Present each line of the entries below that holds the word "media".

* Extracted data entries:
━━━━━━

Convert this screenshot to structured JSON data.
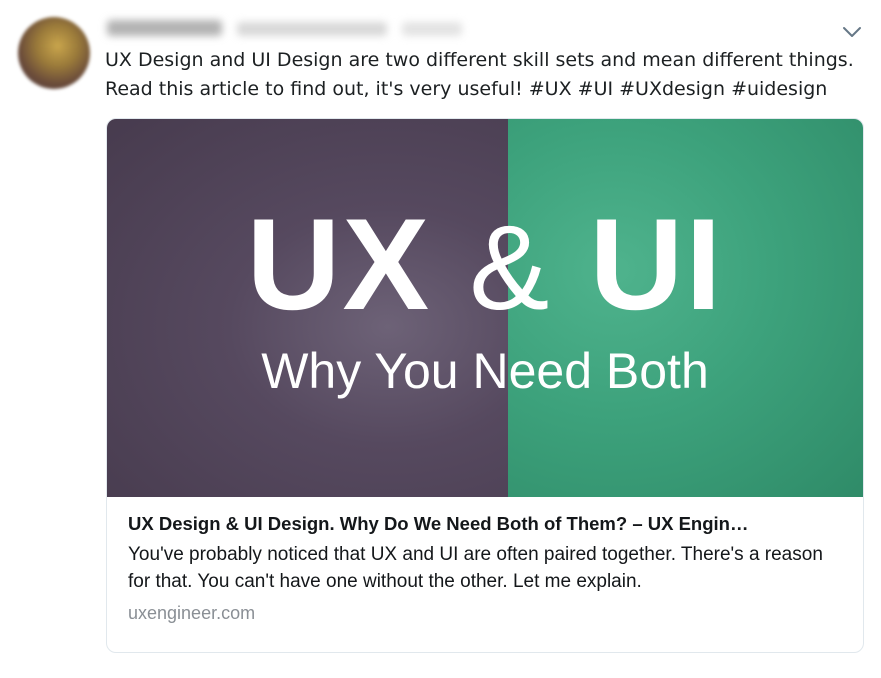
{
  "tweet": {
    "text_line1": "UX Design and UI Design are two different skill sets and mean different things.",
    "text_line2_prefix": "Read this article to find out, it's very useful! ",
    "hashtags": [
      "#UX",
      "#UI",
      "#UXdesign",
      "#uidesign"
    ]
  },
  "card": {
    "image": {
      "headline_left": "UX",
      "headline_amp": "&",
      "headline_right": "UI",
      "subheadline": "Why You Need Both",
      "left_color": "#4f4356",
      "right_color": "#3da27c"
    },
    "title": "UX Design & UI Design. Why Do We Need Both of Them? – UX Engin…",
    "description": "You've probably noticed that UX and UI are often paired together. There's a reason for that. You can't have one without the other. Let me explain.",
    "domain": "uxengineer.com"
  },
  "icons": {
    "menu": "chevron-down-icon"
  }
}
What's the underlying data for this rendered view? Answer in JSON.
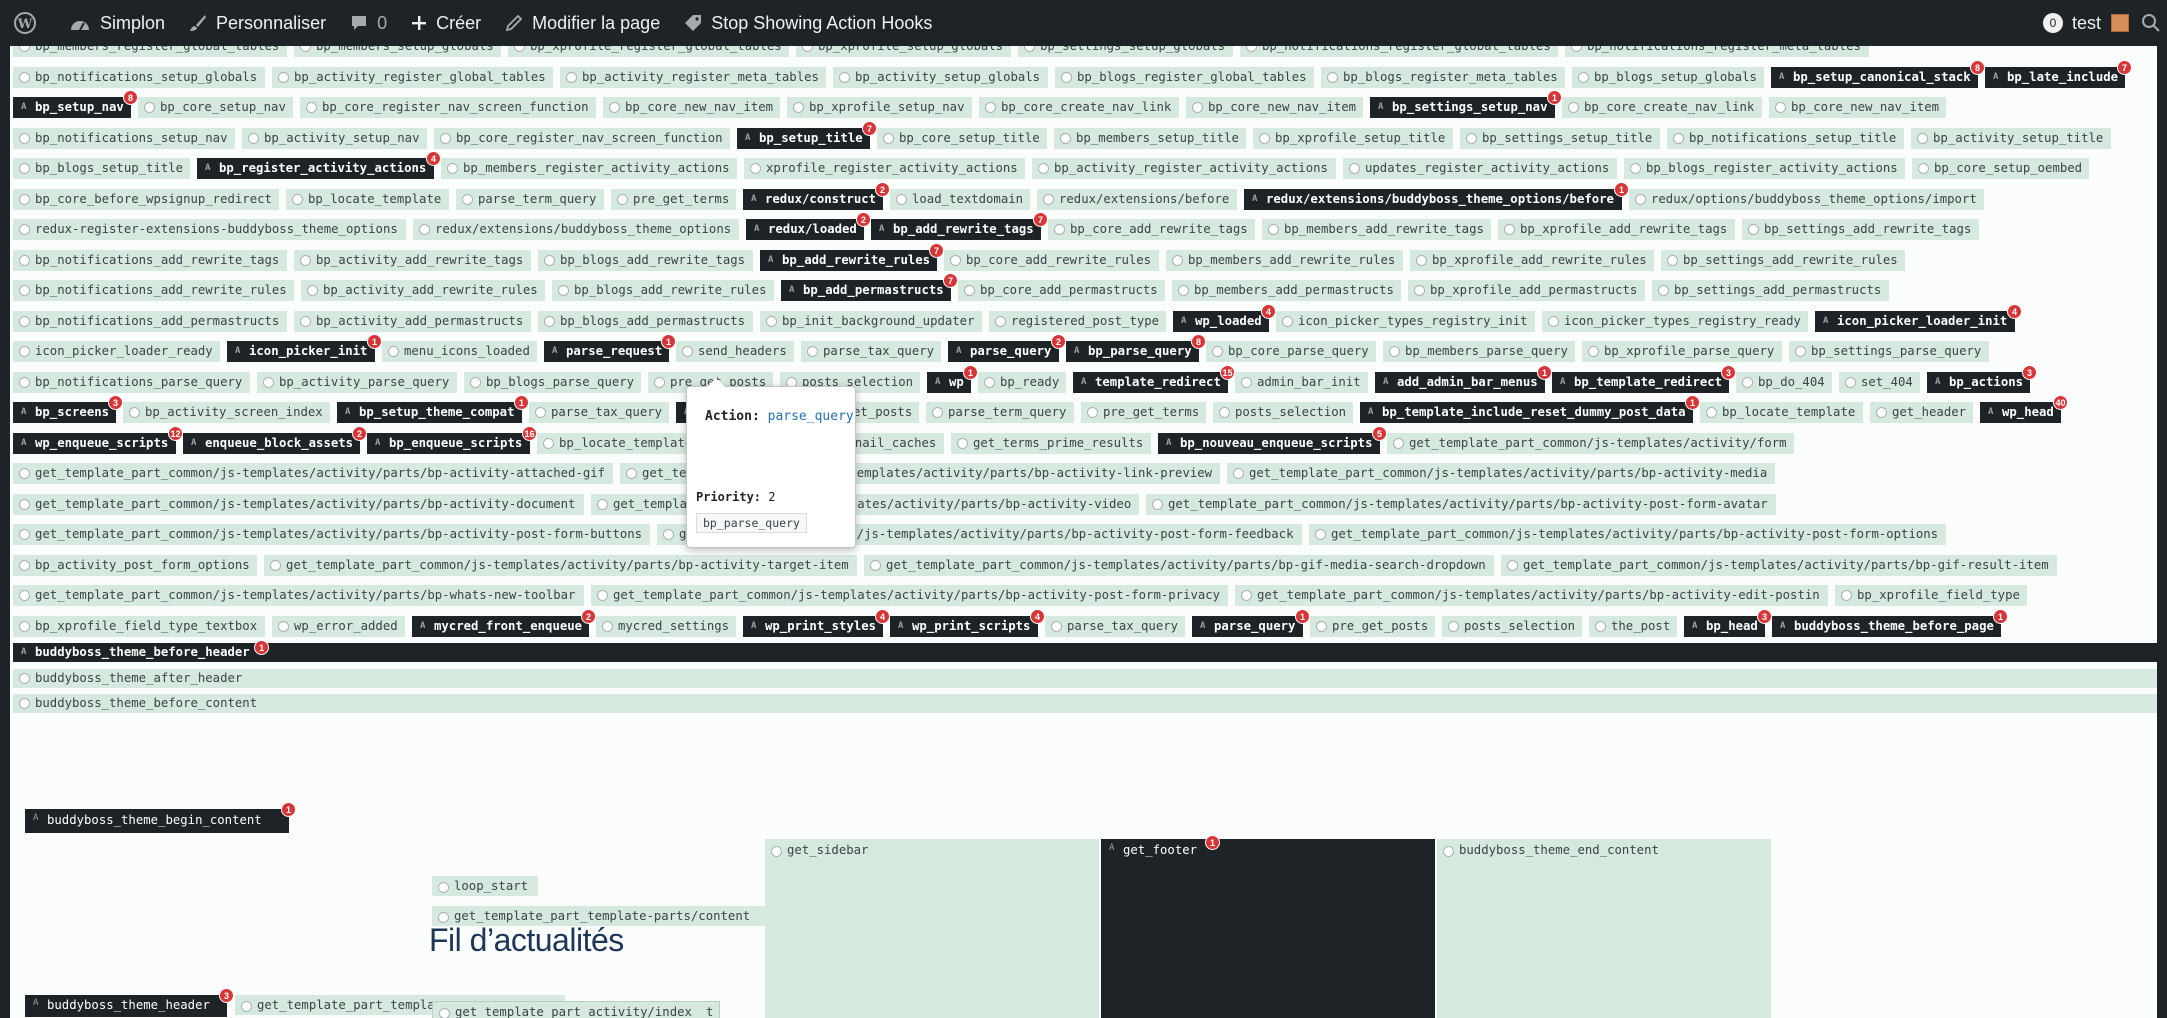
{
  "adminbar": {
    "site_name": "Simplon",
    "customize": "Personnaliser",
    "comments_count": "0",
    "new": "Créer",
    "edit_page": "Modifier la page",
    "stop_hooks": "Stop Showing Action Hooks",
    "notif_count": "0",
    "user": "test"
  },
  "rows": [
    {
      "items": [
        {
          "l": "bp_members_register_global_tables"
        },
        {
          "l": "bp_members_setup_globals"
        },
        {
          "l": "bp_xprofile_register_global_tables"
        },
        {
          "l": "bp_xprofile_setup_globals"
        },
        {
          "l": "bp_settings_setup_globals"
        },
        {
          "l": "bp_notifications_register_global_tables"
        },
        {
          "l": "bp_notifications_register_meta_tables"
        }
      ]
    },
    {
      "items": [
        {
          "l": "bp_notifications_setup_globals"
        },
        {
          "l": "bp_activity_register_global_tables"
        },
        {
          "l": "bp_activity_register_meta_tables"
        },
        {
          "l": "bp_activity_setup_globals"
        },
        {
          "l": "bp_blogs_register_global_tables"
        },
        {
          "l": "bp_blogs_register_meta_tables"
        },
        {
          "l": "bp_blogs_setup_globals"
        },
        {
          "l": "bp_setup_canonical_stack",
          "d": 1,
          "b": "8"
        },
        {
          "l": "bp_late_include",
          "d": 1,
          "b": "7"
        }
      ]
    },
    {
      "items": [
        {
          "l": "bp_setup_nav",
          "d": 1,
          "b": "8"
        },
        {
          "l": "bp_core_setup_nav"
        },
        {
          "l": "bp_core_register_nav_screen_function"
        },
        {
          "l": "bp_core_new_nav_item"
        },
        {
          "l": "bp_xprofile_setup_nav"
        },
        {
          "l": "bp_core_create_nav_link"
        },
        {
          "l": "bp_core_new_nav_item"
        },
        {
          "l": "bp_settings_setup_nav",
          "d": 1,
          "b": "1"
        },
        {
          "l": "bp_core_create_nav_link"
        },
        {
          "l": "bp_core_new_nav_item"
        }
      ]
    },
    {
      "items": [
        {
          "l": "bp_notifications_setup_nav"
        },
        {
          "l": "bp_activity_setup_nav"
        },
        {
          "l": "bp_core_register_nav_screen_function"
        },
        {
          "l": "bp_setup_title",
          "d": 1,
          "b": "7"
        },
        {
          "l": "bp_core_setup_title"
        },
        {
          "l": "bp_members_setup_title"
        },
        {
          "l": "bp_xprofile_setup_title"
        },
        {
          "l": "bp_settings_setup_title"
        },
        {
          "l": "bp_notifications_setup_title"
        },
        {
          "l": "bp_activity_setup_title"
        }
      ]
    },
    {
      "items": [
        {
          "l": "bp_blogs_setup_title"
        },
        {
          "l": "bp_register_activity_actions",
          "d": 1,
          "b": "4"
        },
        {
          "l": "bp_members_register_activity_actions"
        },
        {
          "l": "xprofile_register_activity_actions"
        },
        {
          "l": "bp_activity_register_activity_actions"
        },
        {
          "l": "updates_register_activity_actions"
        },
        {
          "l": "bp_blogs_register_activity_actions"
        },
        {
          "l": "bp_core_setup_oembed"
        }
      ]
    },
    {
      "items": [
        {
          "l": "bp_core_before_wpsignup_redirect"
        },
        {
          "l": "bp_locate_template"
        },
        {
          "l": "parse_term_query"
        },
        {
          "l": "pre_get_terms"
        },
        {
          "l": "redux/construct",
          "d": 1,
          "b": "2"
        },
        {
          "l": "load_textdomain"
        },
        {
          "l": "redux/extensions/before"
        },
        {
          "l": "redux/extensions/buddyboss_theme_options/before",
          "d": 1,
          "b": "1"
        },
        {
          "l": "redux/options/buddyboss_theme_options/import"
        }
      ]
    },
    {
      "items": [
        {
          "l": "redux-register-extensions-buddyboss_theme_options"
        },
        {
          "l": "redux/extensions/buddyboss_theme_options"
        },
        {
          "l": "redux/loaded",
          "d": 1,
          "b": "2"
        },
        {
          "l": "bp_add_rewrite_tags",
          "d": 1,
          "b": "7"
        },
        {
          "l": "bp_core_add_rewrite_tags"
        },
        {
          "l": "bp_members_add_rewrite_tags"
        },
        {
          "l": "bp_xprofile_add_rewrite_tags"
        },
        {
          "l": "bp_settings_add_rewrite_tags"
        }
      ]
    },
    {
      "items": [
        {
          "l": "bp_notifications_add_rewrite_tags"
        },
        {
          "l": "bp_activity_add_rewrite_tags"
        },
        {
          "l": "bp_blogs_add_rewrite_tags"
        },
        {
          "l": "bp_add_rewrite_rules",
          "d": 1,
          "b": "7"
        },
        {
          "l": "bp_core_add_rewrite_rules"
        },
        {
          "l": "bp_members_add_rewrite_rules"
        },
        {
          "l": "bp_xprofile_add_rewrite_rules"
        },
        {
          "l": "bp_settings_add_rewrite_rules"
        }
      ]
    },
    {
      "items": [
        {
          "l": "bp_notifications_add_rewrite_rules"
        },
        {
          "l": "bp_activity_add_rewrite_rules"
        },
        {
          "l": "bp_blogs_add_rewrite_rules"
        },
        {
          "l": "bp_add_permastructs",
          "d": 1,
          "b": "7"
        },
        {
          "l": "bp_core_add_permastructs"
        },
        {
          "l": "bp_members_add_permastructs"
        },
        {
          "l": "bp_xprofile_add_permastructs"
        },
        {
          "l": "bp_settings_add_permastructs"
        }
      ]
    },
    {
      "items": [
        {
          "l": "bp_notifications_add_permastructs"
        },
        {
          "l": "bp_activity_add_permastructs"
        },
        {
          "l": "bp_blogs_add_permastructs"
        },
        {
          "l": "bp_init_background_updater"
        },
        {
          "l": "registered_post_type"
        },
        {
          "l": "wp_loaded",
          "d": 1,
          "b": "4"
        },
        {
          "l": "icon_picker_types_registry_init"
        },
        {
          "l": "icon_picker_types_registry_ready"
        },
        {
          "l": "icon_picker_loader_init",
          "d": 1,
          "b": "4"
        }
      ]
    },
    {
      "items": [
        {
          "l": "icon_picker_loader_ready"
        },
        {
          "l": "icon_picker_init",
          "d": 1,
          "b": "1"
        },
        {
          "l": "menu_icons_loaded"
        },
        {
          "l": "parse_request",
          "d": 1,
          "b": "1"
        },
        {
          "l": "send_headers"
        },
        {
          "l": "parse_tax_query"
        },
        {
          "l": "parse_query",
          "d": 1,
          "b": "2"
        },
        {
          "l": "bp_parse_query",
          "d": 1,
          "b": "8"
        },
        {
          "l": "bp_core_parse_query"
        },
        {
          "l": "bp_members_parse_query"
        },
        {
          "l": "bp_xprofile_parse_query"
        },
        {
          "l": "bp_settings_parse_query"
        }
      ]
    },
    {
      "items": [
        {
          "l": "bp_notifications_parse_query"
        },
        {
          "l": "bp_activity_parse_query"
        },
        {
          "l": "bp_blogs_parse_query"
        },
        {
          "l": "pre_get_posts"
        },
        {
          "l": "posts_selection"
        },
        {
          "l": "wp",
          "d": 1,
          "b": "1"
        },
        {
          "l": "bp_ready"
        },
        {
          "l": "template_redirect",
          "d": 1,
          "b": "15"
        },
        {
          "l": "admin_bar_init"
        },
        {
          "l": "add_admin_bar_menus",
          "d": 1,
          "b": "1"
        },
        {
          "l": "bp_template_redirect",
          "d": 1,
          "b": "3"
        },
        {
          "l": "bp_do_404"
        },
        {
          "l": "set_404"
        },
        {
          "l": "bp_actions",
          "d": 1,
          "b": "3"
        }
      ]
    },
    {
      "items": [
        {
          "l": "bp_screens",
          "d": 1,
          "b": "3"
        },
        {
          "l": "bp_activity_screen_index"
        },
        {
          "l": "bp_setup_theme_compat",
          "d": 1,
          "b": "1"
        },
        {
          "l": "parse_tax_query"
        },
        {
          "l": "parse_query",
          "d": 1,
          "b": "2"
        },
        {
          "l": "pre_get_posts"
        },
        {
          "l": "parse_term_query"
        },
        {
          "l": "pre_get_terms"
        },
        {
          "l": "posts_selection"
        },
        {
          "l": "bp_template_include_reset_dummy_post_data",
          "d": 1,
          "b": "1"
        },
        {
          "l": "bp_locate_template"
        },
        {
          "l": "get_header"
        },
        {
          "l": "wp_head",
          "d": 1,
          "b": "40"
        }
      ]
    },
    {
      "items": [
        {
          "l": "wp_enqueue_scripts",
          "d": 1,
          "b": "12"
        },
        {
          "l": "enqueue_block_assets",
          "d": 1,
          "b": "2"
        },
        {
          "l": "bp_enqueue_scripts",
          "d": 1,
          "b": "16"
        },
        {
          "l": "bp_locate_template"
        },
        {
          "l": "update_post_thumbnail_caches"
        },
        {
          "l": "get_terms_prime_results"
        },
        {
          "l": "bp_nouveau_enqueue_scripts",
          "d": 1,
          "b": "5"
        },
        {
          "l": "get_template_part_common/js-templates/activity/form"
        }
      ]
    },
    {
      "items": [
        {
          "l": "get_template_part_common/js-templates/activity/parts/bp-activity-attached-gif"
        },
        {
          "l": "get_template_part_common/js-templates/activity/parts/bp-activity-link-preview"
        },
        {
          "l": "get_template_part_common/js-templates/activity/parts/bp-activity-media"
        }
      ]
    },
    {
      "items": [
        {
          "l": "get_template_part_common/js-templates/activity/parts/bp-activity-document"
        },
        {
          "l": "get_template_part_common/js-templates/activity/parts/bp-activity-video"
        },
        {
          "l": "get_template_part_common/js-templates/activity/parts/bp-activity-post-form-avatar"
        }
      ]
    },
    {
      "items": [
        {
          "l": "get_template_part_common/js-templates/activity/parts/bp-activity-post-form-buttons"
        },
        {
          "l": "get_template_part_common/js-templates/activity/parts/bp-activity-post-form-feedback"
        },
        {
          "l": "get_template_part_common/js-templates/activity/parts/bp-activity-post-form-options"
        }
      ]
    },
    {
      "items": [
        {
          "l": "bp_activity_post_form_options"
        },
        {
          "l": "get_template_part_common/js-templates/activity/parts/bp-activity-target-item"
        },
        {
          "l": "get_template_part_common/js-templates/activity/parts/bp-gif-media-search-dropdown"
        },
        {
          "l": "get_template_part_common/js-templates/activity/parts/bp-gif-result-item"
        }
      ]
    },
    {
      "items": [
        {
          "l": "get_template_part_common/js-templates/activity/parts/bp-whats-new-toolbar"
        },
        {
          "l": "get_template_part_common/js-templates/activity/parts/bp-activity-post-form-privacy"
        },
        {
          "l": "get_template_part_common/js-templates/activity/parts/bp-activity-edit-postin"
        },
        {
          "l": "bp_xprofile_field_type"
        }
      ]
    },
    {
      "items": [
        {
          "l": "bp_xprofile_field_type_textbox"
        },
        {
          "l": "wp_error_added"
        },
        {
          "l": "mycred_front_enqueue",
          "d": 1,
          "b": "2"
        },
        {
          "l": "mycred_settings"
        },
        {
          "l": "wp_print_styles",
          "d": 1,
          "b": "4"
        },
        {
          "l": "wp_print_scripts",
          "d": 1,
          "b": "4"
        },
        {
          "l": "parse_tax_query"
        },
        {
          "l": "parse_query",
          "d": 1,
          "b": "1"
        },
        {
          "l": "pre_get_posts"
        },
        {
          "l": "posts_selection"
        },
        {
          "l": "the_post"
        },
        {
          "l": "bp_head",
          "d": 1,
          "b": "3"
        },
        {
          "l": "buddyboss_theme_before_page",
          "d": 1,
          "b": "1"
        }
      ]
    }
  ],
  "full_rows": [
    {
      "l": "buddyboss_theme_before_header",
      "d": 1,
      "b": "1"
    },
    {
      "l": "buddyboss_theme_after_header"
    },
    {
      "l": "buddyboss_theme_before_content"
    }
  ],
  "tooltip": {
    "action_label": "Action:",
    "action_value": "parse_query",
    "priority_label": "Priority:",
    "priority_value": "2",
    "callback": "bp_parse_query"
  },
  "lower": {
    "begin_content": "buddyboss_theme_begin_content",
    "begin_content_badge": "1",
    "get_sidebar": "get_sidebar",
    "get_footer": "get_footer",
    "get_footer_badge": "1",
    "end_content": "buddyboss_theme_end_content",
    "loop_start": "loop_start",
    "template_part_content": "get_template_part_template-parts/content",
    "page_heading": "Fil d’actualités",
    "theme_header": "buddyboss_theme_header",
    "theme_header_badge": "3",
    "template_part_partial": "get_template_part_templa",
    "activity_index": "get_template_part_activity/index",
    "activity_index_trail": "t"
  },
  "colors": {
    "tag_bg": "#d6e9de",
    "tag_dark_bg": "#1d2327",
    "badge": "#d63638",
    "adminbar": "#1d2327",
    "link": "#2271b1"
  }
}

━━━━━━

* Result for this exercise:
          "l": "get_template_part_common/js-templates/activity/parts/bp-activity-media"
          "l": "get_template_part_common/js-templates/activity/parts/bp-gif-media-search-dropdown"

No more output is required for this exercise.